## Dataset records
====
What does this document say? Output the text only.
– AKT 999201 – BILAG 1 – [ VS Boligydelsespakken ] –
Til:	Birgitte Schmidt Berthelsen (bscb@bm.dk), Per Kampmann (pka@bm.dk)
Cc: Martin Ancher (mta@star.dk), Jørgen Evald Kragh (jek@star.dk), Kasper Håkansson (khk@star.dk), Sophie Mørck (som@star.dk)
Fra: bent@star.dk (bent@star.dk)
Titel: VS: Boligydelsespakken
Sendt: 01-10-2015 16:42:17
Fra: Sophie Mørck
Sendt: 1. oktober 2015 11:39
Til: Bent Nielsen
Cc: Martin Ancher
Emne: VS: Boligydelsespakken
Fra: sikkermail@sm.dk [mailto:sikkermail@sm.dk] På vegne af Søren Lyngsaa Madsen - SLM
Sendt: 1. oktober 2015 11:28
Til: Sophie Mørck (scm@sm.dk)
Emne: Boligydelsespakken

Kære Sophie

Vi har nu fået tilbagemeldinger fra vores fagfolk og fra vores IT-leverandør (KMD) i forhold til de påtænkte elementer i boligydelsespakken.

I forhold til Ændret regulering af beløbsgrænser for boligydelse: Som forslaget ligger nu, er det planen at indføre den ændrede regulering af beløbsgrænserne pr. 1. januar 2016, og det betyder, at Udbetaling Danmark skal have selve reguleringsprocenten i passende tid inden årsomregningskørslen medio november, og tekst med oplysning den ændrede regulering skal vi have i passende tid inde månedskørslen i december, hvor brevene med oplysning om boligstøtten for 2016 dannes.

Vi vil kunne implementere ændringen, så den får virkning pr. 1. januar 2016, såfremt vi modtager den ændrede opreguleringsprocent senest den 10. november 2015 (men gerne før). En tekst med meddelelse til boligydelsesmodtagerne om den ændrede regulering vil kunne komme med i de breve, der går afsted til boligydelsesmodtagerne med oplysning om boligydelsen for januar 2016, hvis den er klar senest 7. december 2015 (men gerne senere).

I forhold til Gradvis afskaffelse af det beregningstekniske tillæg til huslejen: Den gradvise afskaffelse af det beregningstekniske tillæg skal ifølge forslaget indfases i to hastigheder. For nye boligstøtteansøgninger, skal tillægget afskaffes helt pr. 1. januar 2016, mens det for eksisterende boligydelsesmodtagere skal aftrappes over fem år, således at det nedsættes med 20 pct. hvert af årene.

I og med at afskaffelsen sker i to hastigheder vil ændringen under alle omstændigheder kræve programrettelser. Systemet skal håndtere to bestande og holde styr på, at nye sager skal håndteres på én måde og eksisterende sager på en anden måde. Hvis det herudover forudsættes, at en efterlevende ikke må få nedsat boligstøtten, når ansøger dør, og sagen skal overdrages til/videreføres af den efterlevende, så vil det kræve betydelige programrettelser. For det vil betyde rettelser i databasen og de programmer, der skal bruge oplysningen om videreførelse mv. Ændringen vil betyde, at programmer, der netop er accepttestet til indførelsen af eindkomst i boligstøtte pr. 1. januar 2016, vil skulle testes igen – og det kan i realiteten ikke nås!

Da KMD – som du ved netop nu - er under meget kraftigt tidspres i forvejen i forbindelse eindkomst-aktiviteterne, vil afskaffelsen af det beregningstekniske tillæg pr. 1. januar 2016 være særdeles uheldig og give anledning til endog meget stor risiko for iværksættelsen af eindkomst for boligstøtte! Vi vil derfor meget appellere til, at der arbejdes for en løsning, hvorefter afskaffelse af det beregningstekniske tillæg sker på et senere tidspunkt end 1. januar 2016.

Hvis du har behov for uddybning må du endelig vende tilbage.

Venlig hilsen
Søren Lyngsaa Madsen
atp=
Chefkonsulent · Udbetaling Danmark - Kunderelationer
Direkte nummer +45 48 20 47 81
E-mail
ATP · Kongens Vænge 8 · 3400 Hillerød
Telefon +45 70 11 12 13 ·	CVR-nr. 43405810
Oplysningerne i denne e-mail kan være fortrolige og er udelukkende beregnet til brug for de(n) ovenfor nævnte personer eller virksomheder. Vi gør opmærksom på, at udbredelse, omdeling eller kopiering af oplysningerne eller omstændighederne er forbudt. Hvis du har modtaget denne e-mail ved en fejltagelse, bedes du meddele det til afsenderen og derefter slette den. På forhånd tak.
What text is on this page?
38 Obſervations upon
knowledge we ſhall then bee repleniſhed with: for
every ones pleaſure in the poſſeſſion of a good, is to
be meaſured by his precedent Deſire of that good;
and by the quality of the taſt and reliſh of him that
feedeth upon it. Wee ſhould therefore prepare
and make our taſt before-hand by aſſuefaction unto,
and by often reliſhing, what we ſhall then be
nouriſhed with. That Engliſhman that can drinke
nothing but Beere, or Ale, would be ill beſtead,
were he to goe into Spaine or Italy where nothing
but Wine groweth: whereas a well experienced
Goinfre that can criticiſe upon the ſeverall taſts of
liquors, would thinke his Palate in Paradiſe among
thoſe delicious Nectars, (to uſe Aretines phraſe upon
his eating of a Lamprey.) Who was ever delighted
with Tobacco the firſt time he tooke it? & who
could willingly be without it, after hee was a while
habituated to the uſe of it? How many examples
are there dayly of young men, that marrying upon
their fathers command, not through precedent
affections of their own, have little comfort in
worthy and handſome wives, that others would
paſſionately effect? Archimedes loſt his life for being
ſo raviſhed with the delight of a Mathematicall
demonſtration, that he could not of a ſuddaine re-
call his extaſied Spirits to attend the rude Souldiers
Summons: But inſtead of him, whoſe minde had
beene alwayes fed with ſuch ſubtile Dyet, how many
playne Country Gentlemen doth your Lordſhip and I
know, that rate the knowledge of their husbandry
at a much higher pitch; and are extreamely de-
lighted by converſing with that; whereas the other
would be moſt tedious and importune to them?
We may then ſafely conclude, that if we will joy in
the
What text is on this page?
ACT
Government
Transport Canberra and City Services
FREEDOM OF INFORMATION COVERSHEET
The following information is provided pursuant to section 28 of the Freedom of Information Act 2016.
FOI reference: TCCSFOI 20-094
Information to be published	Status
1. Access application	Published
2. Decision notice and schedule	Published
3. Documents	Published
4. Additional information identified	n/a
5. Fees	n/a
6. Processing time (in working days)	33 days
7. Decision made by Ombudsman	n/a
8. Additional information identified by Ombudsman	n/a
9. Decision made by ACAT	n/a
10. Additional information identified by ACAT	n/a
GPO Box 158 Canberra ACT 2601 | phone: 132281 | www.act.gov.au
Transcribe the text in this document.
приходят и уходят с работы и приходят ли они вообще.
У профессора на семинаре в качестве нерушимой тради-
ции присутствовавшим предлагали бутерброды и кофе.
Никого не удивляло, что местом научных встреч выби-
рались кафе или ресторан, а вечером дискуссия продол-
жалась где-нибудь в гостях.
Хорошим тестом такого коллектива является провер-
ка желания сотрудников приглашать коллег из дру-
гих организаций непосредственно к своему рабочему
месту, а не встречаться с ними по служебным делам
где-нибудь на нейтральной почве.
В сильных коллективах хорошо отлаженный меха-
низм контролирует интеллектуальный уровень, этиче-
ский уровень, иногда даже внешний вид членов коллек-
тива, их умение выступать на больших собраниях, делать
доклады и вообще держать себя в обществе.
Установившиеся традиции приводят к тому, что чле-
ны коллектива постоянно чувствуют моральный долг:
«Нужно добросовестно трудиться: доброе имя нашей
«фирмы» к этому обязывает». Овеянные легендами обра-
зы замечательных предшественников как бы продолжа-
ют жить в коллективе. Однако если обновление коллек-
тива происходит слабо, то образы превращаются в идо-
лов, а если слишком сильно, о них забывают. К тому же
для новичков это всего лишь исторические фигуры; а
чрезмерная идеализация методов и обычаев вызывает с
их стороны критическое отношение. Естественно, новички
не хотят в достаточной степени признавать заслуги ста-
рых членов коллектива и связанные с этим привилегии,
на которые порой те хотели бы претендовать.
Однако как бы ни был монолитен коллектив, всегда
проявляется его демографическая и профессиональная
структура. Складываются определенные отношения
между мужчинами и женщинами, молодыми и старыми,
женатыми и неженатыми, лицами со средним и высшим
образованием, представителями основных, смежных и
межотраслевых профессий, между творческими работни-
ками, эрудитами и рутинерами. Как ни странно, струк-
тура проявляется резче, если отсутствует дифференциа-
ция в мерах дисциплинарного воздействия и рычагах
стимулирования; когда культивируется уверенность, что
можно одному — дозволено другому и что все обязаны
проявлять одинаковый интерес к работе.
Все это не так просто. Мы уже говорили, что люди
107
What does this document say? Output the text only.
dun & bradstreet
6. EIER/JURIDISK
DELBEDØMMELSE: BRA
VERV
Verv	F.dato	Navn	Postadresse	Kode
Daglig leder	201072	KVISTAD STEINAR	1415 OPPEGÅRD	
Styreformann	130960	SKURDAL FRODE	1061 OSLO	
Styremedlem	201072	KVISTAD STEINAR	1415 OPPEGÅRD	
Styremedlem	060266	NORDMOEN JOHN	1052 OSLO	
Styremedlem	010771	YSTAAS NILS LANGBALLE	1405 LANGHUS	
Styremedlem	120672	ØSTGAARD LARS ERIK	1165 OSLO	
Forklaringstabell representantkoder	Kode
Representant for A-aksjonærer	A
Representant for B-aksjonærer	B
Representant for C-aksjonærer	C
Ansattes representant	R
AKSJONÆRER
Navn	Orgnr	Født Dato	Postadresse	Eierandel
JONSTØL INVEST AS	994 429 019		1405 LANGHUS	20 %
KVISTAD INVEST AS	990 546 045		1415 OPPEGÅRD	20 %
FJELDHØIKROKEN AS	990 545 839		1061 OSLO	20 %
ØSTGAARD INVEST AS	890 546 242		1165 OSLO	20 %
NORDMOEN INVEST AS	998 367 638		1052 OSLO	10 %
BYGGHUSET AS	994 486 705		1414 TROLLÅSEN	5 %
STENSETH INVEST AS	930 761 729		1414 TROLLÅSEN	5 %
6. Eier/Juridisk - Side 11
====
## Given problem
Pull out each line containing the word "Danmark" and copy it.

## Output below
I forhold til Ændret regulering af beløbsgrænser for boligydelse: Som forslaget ligger nu, er det planen at indføre den ændrede regulering af beløbsgrænserne pr. 1. januar 2016, og det betyder, at Udbetaling Danmark skal have selve reguleringsprocenten i passende tid inden årsomregningskørslen medio november, og tekst med oplysning den ændrede regulering skal vi have i passende tid inde månedskørslen i december, hvor brevene med oplysning om boligstøtten for 2016 dannes.
Chefkonsulent · Udbetaling Danmark - Kunderelationer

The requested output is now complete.